*Document*.
+++

Building an interpreter from scratch
Creating a programming language has always carried this uber-leet status to me, and now I finally get to explore it.
I came across Crafting Interpreters by Robert Nystrom and was immediately interested. The idea of creating my own programming language has been one of those things that's been bouncing around in my head since high school. To me it just carries this elite level that it's always felt out of reach, and I think it intrinsically comes with a certain level of bragging rights that I don't think can really be matched.
Oh, you can program!? You're welcome... 😎
I don't know Java, which was gonna make this a challenge for me because the book is how to craft the lox programming language in Java, but thankfully the second half of the book is writing a bytecode VM using C. I'm jumping into this having completely skipped the first half of the book and am going straight to writing the C implementation aptly named clox. So anyways, this was my experience.

+++

*Given records*.
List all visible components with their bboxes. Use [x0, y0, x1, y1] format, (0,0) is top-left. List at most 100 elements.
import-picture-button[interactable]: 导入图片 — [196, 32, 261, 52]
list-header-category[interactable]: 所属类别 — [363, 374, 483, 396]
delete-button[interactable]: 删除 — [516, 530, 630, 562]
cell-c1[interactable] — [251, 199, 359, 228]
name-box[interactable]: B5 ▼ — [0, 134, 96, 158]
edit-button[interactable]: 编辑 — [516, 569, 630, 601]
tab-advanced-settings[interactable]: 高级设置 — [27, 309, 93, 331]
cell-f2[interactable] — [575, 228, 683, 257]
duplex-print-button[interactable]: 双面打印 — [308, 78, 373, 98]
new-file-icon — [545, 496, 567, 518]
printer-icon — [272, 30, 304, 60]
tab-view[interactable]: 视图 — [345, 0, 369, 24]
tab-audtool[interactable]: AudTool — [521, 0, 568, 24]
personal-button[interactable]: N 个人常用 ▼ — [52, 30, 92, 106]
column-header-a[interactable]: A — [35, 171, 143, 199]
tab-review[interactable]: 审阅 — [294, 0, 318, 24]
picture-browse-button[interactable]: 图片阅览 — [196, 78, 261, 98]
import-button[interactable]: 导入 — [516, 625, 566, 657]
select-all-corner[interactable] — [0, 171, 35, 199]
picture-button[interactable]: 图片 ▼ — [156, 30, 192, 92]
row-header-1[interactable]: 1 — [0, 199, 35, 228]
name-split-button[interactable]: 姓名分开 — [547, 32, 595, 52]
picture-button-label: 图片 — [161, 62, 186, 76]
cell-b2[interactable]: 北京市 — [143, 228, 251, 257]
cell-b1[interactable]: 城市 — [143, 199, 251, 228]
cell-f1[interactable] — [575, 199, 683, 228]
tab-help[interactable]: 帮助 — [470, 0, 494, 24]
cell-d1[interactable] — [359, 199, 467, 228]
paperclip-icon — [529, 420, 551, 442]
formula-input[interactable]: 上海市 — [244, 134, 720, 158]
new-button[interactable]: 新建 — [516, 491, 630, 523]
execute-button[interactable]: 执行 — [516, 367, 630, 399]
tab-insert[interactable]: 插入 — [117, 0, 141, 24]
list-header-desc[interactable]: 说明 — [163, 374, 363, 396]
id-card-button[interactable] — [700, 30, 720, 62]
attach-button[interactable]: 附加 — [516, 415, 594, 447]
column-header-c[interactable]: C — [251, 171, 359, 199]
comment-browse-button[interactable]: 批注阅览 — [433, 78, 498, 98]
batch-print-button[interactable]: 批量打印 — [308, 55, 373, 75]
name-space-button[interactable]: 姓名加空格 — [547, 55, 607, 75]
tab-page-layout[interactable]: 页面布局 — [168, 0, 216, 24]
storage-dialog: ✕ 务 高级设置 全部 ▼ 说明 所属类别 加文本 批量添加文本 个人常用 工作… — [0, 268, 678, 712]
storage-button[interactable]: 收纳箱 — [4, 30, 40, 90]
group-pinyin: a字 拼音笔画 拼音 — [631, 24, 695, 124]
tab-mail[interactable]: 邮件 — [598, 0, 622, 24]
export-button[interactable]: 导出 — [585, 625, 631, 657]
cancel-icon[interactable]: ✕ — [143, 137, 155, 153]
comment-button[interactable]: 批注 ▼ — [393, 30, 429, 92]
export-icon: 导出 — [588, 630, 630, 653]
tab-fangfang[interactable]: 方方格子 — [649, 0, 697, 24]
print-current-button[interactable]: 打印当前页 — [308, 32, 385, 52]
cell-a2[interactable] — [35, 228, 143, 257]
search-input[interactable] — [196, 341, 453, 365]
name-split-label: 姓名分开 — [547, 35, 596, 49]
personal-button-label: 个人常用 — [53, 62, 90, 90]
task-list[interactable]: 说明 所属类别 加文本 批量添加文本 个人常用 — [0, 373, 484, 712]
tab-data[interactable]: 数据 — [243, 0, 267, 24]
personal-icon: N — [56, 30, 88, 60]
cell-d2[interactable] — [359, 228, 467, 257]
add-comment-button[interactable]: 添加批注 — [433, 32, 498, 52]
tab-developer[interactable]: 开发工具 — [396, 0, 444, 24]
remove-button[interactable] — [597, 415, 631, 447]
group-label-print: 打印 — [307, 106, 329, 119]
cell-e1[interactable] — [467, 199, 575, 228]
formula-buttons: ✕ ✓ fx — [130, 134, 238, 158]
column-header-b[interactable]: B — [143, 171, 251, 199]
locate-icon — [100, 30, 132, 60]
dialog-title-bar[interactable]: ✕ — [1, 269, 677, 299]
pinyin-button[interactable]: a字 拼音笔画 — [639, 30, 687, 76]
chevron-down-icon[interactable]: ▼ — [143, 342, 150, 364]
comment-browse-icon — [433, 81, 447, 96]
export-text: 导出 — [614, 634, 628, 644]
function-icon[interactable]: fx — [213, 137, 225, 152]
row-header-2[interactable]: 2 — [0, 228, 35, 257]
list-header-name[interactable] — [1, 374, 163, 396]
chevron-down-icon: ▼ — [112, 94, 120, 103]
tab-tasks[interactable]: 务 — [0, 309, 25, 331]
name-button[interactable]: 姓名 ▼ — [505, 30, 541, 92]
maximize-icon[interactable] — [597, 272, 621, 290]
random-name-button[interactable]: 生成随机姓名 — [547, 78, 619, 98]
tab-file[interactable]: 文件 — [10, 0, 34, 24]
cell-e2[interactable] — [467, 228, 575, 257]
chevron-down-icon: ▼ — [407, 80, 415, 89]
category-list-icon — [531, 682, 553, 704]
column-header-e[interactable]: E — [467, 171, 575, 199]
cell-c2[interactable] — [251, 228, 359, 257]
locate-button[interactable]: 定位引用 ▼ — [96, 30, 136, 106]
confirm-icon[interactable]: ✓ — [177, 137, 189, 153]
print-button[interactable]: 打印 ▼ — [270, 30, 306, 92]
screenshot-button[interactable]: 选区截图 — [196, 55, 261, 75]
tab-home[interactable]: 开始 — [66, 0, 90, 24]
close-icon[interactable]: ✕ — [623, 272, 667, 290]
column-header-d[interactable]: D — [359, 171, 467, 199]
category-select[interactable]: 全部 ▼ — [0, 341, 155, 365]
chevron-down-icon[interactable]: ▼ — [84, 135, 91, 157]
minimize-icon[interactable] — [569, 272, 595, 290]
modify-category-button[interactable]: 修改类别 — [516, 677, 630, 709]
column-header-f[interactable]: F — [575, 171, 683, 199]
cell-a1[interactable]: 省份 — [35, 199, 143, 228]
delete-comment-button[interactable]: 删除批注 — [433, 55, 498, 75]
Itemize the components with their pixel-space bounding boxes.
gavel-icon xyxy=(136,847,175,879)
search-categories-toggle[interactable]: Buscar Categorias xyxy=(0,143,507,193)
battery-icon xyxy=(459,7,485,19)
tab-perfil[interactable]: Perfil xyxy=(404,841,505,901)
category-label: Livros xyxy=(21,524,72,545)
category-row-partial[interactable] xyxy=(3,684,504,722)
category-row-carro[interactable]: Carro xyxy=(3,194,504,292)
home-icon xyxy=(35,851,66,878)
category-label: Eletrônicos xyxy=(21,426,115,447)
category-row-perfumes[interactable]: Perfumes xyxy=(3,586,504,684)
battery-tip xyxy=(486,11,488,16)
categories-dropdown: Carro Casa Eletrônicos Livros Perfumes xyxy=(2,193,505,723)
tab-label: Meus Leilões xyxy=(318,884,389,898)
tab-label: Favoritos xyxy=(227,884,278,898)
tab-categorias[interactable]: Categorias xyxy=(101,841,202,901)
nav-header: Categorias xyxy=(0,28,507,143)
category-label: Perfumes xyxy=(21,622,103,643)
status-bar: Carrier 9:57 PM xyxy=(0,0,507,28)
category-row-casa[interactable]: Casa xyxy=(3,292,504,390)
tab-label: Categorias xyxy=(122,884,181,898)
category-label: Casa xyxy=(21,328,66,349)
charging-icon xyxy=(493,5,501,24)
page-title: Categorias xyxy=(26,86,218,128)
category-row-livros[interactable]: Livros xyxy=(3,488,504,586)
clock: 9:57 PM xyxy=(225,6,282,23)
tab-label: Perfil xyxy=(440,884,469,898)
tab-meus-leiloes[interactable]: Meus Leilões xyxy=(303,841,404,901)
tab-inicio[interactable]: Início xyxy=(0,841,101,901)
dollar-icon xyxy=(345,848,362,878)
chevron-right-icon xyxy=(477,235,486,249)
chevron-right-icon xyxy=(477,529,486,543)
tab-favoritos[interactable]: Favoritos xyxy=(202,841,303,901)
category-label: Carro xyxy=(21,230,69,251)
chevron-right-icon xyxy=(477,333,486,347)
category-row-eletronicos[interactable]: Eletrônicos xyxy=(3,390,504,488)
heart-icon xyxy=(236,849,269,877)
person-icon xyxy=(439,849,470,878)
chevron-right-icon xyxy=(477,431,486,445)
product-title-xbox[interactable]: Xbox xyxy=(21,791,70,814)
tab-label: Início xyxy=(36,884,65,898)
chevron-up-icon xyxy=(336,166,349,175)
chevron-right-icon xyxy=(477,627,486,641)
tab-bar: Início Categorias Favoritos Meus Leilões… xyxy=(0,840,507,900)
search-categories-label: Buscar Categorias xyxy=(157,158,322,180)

+++

*Tasks to carry out*.
1. Revise the interpreter post between "Oh, you can" and "was my experience.", inclusive, changing "Java" to "Python" throughout.
2. In the interpreter post, which book did the writer come across?
The data come from a different source than the interpreter post.

*Answers below*.
1.
Oh, you can program!? You're welcome... 😎
I don't know Python, which was gonna make this a challenge for me because the book is how to craft the lox programming language in Python, but thankfully the second half of the book is writing a bytecode VM using C. I'm jumping into this having completely skipped the first half of the book and am going straight to writing the C implementation aptly named clox. So anyways, this was my experience.

2. Crafting Interpreters by Robert Nystrom